[Stored data]
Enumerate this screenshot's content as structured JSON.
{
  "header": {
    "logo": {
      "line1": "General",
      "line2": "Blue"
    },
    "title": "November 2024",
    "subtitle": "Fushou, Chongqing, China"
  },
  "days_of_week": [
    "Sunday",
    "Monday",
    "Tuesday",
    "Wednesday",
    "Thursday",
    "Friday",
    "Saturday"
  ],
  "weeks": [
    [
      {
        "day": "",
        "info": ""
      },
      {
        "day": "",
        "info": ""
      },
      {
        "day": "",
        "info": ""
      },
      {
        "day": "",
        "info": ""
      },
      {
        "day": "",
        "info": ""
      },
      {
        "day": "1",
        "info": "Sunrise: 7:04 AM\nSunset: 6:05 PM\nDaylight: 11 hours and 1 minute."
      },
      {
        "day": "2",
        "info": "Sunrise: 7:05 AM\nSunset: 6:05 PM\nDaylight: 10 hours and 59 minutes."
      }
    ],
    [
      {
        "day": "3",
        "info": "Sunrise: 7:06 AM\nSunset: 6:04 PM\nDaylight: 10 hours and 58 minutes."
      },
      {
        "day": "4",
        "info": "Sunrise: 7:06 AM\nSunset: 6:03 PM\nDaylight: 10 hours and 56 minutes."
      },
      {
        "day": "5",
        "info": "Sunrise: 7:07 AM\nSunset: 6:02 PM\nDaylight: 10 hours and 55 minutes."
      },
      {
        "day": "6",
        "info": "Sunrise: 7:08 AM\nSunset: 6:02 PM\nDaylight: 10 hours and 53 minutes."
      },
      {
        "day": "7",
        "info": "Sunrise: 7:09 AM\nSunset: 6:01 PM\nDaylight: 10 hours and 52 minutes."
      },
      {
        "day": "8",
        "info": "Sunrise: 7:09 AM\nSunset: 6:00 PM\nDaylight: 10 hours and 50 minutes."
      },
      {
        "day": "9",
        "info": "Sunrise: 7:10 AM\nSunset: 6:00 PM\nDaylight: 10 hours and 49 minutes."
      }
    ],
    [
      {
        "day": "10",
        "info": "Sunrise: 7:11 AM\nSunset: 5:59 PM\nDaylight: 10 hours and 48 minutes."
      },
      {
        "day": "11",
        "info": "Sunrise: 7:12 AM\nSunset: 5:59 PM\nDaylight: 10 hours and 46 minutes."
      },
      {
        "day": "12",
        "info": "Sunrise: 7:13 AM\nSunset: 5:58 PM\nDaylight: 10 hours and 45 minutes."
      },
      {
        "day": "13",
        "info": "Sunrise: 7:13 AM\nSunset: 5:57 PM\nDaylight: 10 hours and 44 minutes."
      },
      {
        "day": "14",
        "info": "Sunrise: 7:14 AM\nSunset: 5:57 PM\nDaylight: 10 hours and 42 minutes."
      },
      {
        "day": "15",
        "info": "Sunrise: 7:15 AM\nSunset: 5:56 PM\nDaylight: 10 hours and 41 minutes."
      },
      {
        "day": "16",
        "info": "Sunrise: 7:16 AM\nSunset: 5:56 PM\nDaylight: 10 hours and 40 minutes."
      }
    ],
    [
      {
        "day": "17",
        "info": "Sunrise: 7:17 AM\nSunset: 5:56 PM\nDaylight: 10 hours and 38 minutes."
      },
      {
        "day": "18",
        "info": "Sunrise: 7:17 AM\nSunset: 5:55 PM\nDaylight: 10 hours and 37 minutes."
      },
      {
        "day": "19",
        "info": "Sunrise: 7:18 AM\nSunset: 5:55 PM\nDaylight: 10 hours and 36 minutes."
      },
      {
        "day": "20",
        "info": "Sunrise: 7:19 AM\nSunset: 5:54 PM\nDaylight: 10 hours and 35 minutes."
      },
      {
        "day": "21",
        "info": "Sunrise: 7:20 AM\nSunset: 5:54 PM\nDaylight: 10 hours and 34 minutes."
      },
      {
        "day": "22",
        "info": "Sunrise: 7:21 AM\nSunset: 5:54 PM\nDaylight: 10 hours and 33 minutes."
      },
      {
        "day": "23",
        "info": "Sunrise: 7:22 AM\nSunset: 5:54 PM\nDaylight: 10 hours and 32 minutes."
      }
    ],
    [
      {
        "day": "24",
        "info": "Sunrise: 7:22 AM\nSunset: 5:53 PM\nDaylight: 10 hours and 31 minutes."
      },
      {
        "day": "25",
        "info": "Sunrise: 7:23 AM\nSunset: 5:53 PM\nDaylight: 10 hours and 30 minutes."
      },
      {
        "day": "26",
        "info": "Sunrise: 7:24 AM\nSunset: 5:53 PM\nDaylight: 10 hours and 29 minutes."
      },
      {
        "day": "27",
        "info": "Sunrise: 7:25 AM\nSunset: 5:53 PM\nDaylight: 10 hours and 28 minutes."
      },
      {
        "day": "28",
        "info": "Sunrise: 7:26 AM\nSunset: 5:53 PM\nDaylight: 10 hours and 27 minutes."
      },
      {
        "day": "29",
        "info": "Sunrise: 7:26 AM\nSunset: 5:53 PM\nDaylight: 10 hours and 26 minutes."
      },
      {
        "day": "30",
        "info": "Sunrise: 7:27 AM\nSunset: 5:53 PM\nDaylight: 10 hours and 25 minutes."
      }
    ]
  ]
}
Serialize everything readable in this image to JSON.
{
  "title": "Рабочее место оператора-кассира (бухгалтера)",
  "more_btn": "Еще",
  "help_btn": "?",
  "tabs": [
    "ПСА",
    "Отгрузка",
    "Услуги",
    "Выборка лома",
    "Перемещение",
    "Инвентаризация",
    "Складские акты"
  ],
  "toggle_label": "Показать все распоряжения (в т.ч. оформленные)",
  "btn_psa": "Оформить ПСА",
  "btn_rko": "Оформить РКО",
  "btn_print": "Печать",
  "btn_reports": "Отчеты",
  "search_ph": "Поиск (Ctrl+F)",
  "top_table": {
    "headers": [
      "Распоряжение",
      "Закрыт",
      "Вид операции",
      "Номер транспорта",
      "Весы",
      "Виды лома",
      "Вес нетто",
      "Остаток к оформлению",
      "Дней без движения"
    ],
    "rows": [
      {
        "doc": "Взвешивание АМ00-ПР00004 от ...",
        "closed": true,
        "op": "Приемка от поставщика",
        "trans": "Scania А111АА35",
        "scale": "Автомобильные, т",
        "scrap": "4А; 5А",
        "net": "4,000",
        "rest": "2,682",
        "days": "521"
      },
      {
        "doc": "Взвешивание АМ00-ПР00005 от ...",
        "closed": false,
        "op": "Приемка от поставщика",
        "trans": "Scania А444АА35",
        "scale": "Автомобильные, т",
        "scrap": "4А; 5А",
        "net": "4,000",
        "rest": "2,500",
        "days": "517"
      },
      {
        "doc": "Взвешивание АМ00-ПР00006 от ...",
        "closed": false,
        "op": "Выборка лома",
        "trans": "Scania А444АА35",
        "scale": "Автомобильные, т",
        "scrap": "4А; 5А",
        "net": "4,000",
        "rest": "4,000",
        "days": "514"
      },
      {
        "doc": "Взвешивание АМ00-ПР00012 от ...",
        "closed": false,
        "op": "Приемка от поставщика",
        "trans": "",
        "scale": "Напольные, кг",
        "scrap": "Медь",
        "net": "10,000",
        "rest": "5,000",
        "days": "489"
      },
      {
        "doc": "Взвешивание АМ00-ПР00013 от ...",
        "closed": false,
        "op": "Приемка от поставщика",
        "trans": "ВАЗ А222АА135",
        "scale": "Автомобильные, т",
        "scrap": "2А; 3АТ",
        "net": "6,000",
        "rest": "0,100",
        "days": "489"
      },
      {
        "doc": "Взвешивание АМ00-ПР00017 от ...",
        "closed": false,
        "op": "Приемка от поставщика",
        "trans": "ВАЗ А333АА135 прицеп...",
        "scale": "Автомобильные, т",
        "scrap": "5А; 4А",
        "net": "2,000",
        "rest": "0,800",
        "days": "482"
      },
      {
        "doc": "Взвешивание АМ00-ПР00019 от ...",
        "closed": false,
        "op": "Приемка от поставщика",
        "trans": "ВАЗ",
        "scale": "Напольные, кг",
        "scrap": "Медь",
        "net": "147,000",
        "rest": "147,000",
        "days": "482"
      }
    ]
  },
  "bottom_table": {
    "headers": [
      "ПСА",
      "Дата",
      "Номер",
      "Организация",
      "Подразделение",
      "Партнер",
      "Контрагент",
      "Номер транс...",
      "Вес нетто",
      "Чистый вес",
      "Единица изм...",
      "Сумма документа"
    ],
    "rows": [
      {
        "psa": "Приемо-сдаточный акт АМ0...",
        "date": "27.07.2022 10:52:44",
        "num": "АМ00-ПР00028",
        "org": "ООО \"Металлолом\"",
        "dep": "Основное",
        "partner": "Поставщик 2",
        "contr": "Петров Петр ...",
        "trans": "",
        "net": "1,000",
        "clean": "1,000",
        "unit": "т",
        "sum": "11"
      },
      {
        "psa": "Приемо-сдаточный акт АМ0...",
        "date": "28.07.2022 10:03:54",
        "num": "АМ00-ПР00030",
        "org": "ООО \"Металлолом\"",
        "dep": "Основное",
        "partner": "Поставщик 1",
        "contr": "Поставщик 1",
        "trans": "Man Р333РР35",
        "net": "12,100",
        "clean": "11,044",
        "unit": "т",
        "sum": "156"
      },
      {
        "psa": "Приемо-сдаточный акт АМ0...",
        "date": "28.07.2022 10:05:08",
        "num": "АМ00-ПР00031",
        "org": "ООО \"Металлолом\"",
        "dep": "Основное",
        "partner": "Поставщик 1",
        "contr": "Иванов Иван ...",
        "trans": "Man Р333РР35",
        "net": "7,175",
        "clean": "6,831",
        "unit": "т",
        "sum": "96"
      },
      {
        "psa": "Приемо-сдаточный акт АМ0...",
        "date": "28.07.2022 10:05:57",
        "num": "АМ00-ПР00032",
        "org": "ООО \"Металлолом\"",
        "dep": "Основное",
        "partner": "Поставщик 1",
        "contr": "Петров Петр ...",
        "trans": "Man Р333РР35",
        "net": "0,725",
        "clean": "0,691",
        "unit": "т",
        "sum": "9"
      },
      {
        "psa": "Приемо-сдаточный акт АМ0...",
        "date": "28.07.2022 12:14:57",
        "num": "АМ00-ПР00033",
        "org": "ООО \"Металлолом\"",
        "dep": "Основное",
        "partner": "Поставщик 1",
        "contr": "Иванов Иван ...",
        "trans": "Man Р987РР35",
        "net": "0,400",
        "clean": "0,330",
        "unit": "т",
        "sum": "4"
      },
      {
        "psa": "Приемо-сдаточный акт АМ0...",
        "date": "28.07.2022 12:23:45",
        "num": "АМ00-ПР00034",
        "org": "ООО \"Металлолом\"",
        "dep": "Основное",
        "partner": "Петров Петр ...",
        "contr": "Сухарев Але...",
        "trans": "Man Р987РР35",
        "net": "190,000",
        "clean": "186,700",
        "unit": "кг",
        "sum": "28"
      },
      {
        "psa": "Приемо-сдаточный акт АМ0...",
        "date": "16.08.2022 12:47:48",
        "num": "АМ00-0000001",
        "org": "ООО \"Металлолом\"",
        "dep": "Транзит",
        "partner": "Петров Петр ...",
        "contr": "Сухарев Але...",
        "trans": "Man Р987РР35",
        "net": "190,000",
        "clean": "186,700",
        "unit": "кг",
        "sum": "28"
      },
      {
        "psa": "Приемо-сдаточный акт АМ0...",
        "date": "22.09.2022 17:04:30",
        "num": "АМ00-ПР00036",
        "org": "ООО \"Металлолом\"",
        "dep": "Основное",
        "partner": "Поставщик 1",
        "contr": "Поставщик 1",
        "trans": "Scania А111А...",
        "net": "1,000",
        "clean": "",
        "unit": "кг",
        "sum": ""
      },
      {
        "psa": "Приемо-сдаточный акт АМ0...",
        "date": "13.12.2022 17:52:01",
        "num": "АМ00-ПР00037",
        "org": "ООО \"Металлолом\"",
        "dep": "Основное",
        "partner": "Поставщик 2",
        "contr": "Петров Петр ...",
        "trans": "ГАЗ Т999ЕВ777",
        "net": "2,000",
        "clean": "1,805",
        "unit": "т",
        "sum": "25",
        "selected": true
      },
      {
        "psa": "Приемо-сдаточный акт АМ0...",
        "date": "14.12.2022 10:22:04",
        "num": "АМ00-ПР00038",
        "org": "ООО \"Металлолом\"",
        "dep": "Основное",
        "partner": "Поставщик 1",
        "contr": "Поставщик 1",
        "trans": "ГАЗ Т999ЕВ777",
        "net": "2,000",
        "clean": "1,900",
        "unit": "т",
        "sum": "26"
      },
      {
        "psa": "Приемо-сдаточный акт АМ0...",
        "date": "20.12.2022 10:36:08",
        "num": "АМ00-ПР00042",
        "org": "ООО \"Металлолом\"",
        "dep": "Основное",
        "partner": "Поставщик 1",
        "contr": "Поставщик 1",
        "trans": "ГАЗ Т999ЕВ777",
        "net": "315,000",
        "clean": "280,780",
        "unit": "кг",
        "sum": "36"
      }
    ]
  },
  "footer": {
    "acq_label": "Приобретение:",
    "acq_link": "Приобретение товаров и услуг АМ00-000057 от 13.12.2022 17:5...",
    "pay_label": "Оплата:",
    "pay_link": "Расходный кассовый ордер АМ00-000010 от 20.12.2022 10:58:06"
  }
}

▶ Objective
Find how many lines in the material hold the word "rest" and state that number alone.

▶ Task answer
7